The exercise >>
In the records below, work out how many lines hold the word "specify". Report the number alone.

Records >>
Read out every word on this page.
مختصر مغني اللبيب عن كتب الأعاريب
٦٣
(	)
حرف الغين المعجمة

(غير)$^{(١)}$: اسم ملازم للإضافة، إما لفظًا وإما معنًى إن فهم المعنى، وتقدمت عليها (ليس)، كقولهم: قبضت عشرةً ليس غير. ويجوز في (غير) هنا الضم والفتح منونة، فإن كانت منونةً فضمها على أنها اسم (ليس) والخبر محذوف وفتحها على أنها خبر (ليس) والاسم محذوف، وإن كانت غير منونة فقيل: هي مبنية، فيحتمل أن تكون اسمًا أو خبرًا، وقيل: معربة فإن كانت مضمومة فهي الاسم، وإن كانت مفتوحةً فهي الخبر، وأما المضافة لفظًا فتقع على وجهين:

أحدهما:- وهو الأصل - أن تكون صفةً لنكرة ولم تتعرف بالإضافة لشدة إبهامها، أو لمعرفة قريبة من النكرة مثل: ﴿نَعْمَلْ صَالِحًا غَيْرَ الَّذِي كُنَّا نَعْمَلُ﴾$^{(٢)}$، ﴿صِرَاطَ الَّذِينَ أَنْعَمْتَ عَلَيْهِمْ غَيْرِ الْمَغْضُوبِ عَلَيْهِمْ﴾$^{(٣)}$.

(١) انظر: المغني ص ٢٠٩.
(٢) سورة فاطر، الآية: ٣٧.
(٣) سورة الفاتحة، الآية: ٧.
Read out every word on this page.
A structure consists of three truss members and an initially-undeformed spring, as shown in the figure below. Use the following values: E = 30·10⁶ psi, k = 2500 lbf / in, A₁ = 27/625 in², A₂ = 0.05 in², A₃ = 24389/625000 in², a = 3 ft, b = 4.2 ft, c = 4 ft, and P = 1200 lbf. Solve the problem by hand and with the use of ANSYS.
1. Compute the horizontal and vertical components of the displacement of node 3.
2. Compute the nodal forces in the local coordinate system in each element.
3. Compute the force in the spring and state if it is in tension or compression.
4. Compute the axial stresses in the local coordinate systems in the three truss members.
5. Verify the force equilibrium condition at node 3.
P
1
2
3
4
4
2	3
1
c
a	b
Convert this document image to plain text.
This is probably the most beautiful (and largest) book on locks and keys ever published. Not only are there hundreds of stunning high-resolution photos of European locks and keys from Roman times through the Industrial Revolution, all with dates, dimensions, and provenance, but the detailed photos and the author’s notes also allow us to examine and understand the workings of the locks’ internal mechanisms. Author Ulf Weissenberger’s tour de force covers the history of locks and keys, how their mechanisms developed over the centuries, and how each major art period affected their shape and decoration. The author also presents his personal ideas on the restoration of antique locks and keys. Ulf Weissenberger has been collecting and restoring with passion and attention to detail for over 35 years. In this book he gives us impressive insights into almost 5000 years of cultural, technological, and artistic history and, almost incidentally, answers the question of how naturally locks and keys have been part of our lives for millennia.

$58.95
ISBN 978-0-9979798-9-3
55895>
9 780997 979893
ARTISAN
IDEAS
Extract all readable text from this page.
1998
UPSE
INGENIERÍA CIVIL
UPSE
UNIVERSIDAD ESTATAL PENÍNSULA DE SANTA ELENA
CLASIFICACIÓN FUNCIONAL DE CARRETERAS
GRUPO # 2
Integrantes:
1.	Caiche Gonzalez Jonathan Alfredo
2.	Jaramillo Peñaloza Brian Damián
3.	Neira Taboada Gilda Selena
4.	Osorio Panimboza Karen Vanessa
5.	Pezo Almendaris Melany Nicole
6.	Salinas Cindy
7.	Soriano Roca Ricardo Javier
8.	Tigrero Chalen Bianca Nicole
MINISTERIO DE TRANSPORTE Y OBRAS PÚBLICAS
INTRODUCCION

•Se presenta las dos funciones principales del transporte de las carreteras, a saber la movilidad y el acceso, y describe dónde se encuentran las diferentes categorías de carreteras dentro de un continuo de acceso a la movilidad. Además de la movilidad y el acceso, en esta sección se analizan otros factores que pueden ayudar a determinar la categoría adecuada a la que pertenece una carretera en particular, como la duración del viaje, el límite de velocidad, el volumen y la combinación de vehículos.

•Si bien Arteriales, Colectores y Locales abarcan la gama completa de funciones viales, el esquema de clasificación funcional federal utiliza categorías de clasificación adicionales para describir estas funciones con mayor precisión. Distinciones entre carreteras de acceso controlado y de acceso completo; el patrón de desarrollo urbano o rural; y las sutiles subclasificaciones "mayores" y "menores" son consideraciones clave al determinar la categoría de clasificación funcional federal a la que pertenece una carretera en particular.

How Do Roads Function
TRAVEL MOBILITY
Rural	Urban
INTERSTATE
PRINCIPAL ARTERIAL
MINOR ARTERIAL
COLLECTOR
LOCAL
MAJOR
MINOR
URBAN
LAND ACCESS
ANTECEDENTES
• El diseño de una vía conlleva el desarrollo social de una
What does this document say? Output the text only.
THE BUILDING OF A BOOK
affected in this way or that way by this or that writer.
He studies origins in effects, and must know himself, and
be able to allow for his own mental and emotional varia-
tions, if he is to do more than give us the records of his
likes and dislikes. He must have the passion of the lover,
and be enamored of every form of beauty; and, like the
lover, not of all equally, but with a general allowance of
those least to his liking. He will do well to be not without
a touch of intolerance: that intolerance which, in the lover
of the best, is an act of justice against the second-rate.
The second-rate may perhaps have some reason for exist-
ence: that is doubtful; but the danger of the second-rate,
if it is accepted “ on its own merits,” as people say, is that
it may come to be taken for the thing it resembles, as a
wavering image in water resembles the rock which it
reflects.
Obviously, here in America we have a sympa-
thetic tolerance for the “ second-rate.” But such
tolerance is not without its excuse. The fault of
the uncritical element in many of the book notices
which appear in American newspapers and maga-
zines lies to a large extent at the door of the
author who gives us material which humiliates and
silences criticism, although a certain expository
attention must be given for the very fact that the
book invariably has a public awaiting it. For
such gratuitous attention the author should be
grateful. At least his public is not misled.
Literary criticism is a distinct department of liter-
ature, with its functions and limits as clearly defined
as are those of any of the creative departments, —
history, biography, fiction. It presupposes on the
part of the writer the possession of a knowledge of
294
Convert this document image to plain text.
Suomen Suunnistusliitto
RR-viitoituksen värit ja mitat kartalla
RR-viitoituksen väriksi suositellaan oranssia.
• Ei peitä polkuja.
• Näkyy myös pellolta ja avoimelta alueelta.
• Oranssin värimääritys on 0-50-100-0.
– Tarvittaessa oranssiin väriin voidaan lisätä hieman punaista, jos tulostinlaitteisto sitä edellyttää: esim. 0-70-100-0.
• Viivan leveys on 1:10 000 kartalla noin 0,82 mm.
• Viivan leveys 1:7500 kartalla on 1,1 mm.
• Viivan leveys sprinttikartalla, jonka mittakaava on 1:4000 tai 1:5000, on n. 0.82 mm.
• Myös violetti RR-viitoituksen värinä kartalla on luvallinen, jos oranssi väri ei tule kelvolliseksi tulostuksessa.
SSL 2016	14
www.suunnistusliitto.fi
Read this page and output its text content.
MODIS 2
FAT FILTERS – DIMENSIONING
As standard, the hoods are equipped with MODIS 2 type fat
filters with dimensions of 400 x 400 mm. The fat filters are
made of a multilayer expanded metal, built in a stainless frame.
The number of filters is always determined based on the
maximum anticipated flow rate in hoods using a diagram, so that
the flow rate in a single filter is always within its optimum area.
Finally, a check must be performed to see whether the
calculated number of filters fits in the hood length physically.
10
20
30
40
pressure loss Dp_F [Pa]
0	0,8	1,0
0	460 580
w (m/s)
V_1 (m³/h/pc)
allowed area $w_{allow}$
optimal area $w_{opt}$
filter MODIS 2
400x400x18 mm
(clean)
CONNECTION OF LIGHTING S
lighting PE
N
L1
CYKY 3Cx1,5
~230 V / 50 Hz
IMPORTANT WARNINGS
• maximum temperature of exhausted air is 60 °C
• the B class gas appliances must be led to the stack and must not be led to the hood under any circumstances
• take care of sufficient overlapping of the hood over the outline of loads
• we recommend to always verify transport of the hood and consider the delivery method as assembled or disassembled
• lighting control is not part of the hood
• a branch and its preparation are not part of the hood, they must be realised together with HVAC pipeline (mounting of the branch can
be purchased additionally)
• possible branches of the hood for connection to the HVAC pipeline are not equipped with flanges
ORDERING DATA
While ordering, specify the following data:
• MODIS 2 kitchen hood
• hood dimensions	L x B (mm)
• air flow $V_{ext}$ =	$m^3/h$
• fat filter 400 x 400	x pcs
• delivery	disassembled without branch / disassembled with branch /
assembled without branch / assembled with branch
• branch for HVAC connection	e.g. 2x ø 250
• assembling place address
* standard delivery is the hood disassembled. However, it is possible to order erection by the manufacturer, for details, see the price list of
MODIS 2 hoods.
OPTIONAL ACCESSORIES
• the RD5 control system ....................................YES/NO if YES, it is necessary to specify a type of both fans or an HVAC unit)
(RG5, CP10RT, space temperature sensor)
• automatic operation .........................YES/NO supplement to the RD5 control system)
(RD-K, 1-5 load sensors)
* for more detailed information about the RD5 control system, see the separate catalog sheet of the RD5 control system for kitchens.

Written reply >>
2